■ **Written task**
Render every entry verbatim.

■ **Extracted data entries**
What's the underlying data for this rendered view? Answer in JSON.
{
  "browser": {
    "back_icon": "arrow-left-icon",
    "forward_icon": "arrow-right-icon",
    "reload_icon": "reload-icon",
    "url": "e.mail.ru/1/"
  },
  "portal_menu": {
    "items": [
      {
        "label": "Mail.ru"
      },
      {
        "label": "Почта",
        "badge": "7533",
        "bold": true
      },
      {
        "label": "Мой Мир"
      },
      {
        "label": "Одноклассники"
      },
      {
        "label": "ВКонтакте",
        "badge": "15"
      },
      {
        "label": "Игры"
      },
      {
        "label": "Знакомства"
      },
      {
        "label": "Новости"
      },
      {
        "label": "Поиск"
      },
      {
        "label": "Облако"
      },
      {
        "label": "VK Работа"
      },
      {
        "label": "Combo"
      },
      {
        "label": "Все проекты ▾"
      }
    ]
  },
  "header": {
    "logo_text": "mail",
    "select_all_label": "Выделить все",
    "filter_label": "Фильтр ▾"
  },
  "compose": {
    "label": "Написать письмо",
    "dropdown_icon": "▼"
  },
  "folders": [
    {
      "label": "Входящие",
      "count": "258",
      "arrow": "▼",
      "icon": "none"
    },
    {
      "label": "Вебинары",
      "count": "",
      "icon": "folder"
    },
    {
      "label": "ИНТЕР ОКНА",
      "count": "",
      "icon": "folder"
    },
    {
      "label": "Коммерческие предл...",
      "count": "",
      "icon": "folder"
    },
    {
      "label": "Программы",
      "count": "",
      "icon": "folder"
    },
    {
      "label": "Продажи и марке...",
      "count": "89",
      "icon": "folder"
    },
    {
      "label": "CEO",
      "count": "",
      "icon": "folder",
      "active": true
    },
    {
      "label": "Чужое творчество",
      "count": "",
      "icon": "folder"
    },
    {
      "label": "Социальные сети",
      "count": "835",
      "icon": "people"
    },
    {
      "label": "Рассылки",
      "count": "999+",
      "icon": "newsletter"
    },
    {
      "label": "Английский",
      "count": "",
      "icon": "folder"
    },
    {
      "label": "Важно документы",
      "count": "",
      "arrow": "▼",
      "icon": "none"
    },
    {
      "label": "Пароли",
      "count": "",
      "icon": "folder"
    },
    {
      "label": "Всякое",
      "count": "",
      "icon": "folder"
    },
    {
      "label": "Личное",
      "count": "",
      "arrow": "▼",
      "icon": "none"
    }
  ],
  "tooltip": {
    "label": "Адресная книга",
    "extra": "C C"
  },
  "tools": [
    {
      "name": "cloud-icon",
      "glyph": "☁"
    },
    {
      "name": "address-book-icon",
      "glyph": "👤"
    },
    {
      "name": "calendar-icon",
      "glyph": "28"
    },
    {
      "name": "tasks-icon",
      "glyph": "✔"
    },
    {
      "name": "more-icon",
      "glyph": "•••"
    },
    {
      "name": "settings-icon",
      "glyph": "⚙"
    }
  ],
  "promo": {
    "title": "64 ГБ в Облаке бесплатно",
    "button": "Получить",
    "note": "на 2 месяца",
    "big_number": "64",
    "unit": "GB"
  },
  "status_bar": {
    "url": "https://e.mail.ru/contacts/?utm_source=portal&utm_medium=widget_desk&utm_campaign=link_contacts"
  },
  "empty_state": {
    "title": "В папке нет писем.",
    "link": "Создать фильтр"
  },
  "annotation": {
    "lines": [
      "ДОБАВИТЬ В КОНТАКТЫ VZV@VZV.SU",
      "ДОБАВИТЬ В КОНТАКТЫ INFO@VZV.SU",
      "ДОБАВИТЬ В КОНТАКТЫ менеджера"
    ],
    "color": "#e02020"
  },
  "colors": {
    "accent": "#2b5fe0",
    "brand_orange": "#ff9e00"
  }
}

■ **Final answer**
What's the underlying data for this rendered view? Answer in JSON.
{
  "browser": {
    "back_icon": "arrow-left-icon",
    "forward_icon": "arrow-right-icon",
    "reload_icon": "reload-icon",
    "url": "e.mail.ru/1/"
  },
  "portal_menu": {
    "items": [
      {
        "label": "Mail.ru"
      },
      {
        "label": "Почта",
        "badge": "7533",
        "bold": true
      },
      {
        "label": "Мой Мир"
      },
      {
        "label": "Одноклассники"
      },
      {
        "label": "ВКонтакте",
        "badge": "15"
      },
      {
        "label": "Игры"
      },
      {
        "label": "Знакомства"
      },
      {
        "label": "Новости"
      },
      {
        "label": "Поиск"
      },
      {
        "label": "Облако"
      },
      {
        "label": "VK Работа"
      },
      {
        "label": "Combo"
      },
      {
        "label": "Все проекты ▾"
      }
    ]
  },
  "header": {
    "logo_text": "mail",
    "select_all_label": "Выделить все",
    "filter_label": "Фильтр ▾"
  },
  "compose": {
    "label": "Написать письмо",
    "dropdown_icon": "▼"
  },
  "folders": [
    {
      "label": "Входящие",
      "count": "258",
      "arrow": "▼",
      "icon": "none"
    },
    {
      "label": "Вебинары",
      "count": "",
      "icon": "folder"
    },
    {
      "label": "ИНТЕР ОКНА",
      "count": "",
      "icon": "folder"
    },
    {
      "label": "Коммерческие предл...",
      "count": "",
      "icon": "folder"
    },
    {
      "label": "Программы",
      "count": "",
      "icon": "folder"
    },
    {
      "label": "Продажи и марке...",
      "count": "89",
      "icon": "folder"
    },
    {
      "label": "CEO",
      "count": "",
      "icon": "folder",
      "active": true
    },
    {
      "label": "Чужое творчество",
      "count": "",
      "icon": "folder"
    },
    {
      "label": "Социальные сети",
      "count": "835",
      "icon": "people"
    },
    {
      "label": "Рассылки",
      "count": "999+",
      "icon": "newsletter"
    },
    {
      "label": "Английский",
      "count": "",
      "icon": "folder"
    },
    {
      "label": "Важно документы",
      "count": "",
      "arrow": "▼",
      "icon": "none"
    },
    {
      "label": "Пароли",
      "count": "",
      "icon": "folder"
    },
    {
      "label": "Всякое",
      "count": "",
      "icon": "folder"
    },
    {
      "label": "Личное",
      "count": "",
      "arrow": "▼",
      "icon": "none"
    }
  ],
  "tooltip": {
    "label": "Адресная книга",
    "extra": "C C"
  },
  "tools": [
    {
      "name": "cloud-icon",
      "glyph": "☁"
    },
    {
      "name": "address-book-icon",
      "glyph": "👤"
    },
    {
      "name": "calendar-icon",
      "glyph": "28"
    },
    {
      "name": "tasks-icon",
      "glyph": "✔"
    },
    {
      "name": "more-icon",
      "glyph": "•••"
    },
    {
      "name": "settings-icon",
      "glyph": "⚙"
    }
  ],
  "promo": {
    "title": "64 ГБ в Облаке бесплатно",
    "button": "Получить",
    "note": "на 2 месяца",
    "big_number": "64",
    "unit": "GB"
  },
  "status_bar": {
    "url": "https://e.mail.ru/contacts/?utm_source=portal&utm_medium=widget_desk&utm_campaign=link_contacts"
  },
  "empty_state": {
    "title": "В папке нет писем.",
    "link": "Создать фильтр"
  },
  "annotation": {
    "lines": [
      "ДОБАВИТЬ В КОНТАКТЫ VZV@VZV.SU",
      "ДОБАВИТЬ В КОНТАКТЫ INFO@VZV.SU",
      "ДОБАВИТЬ В КОНТАКТЫ менеджера"
    ],
    "color": "#e02020"
  },
  "colors": {
    "accent": "#2b5fe0",
    "brand_orange": "#ff9e00"
  }
}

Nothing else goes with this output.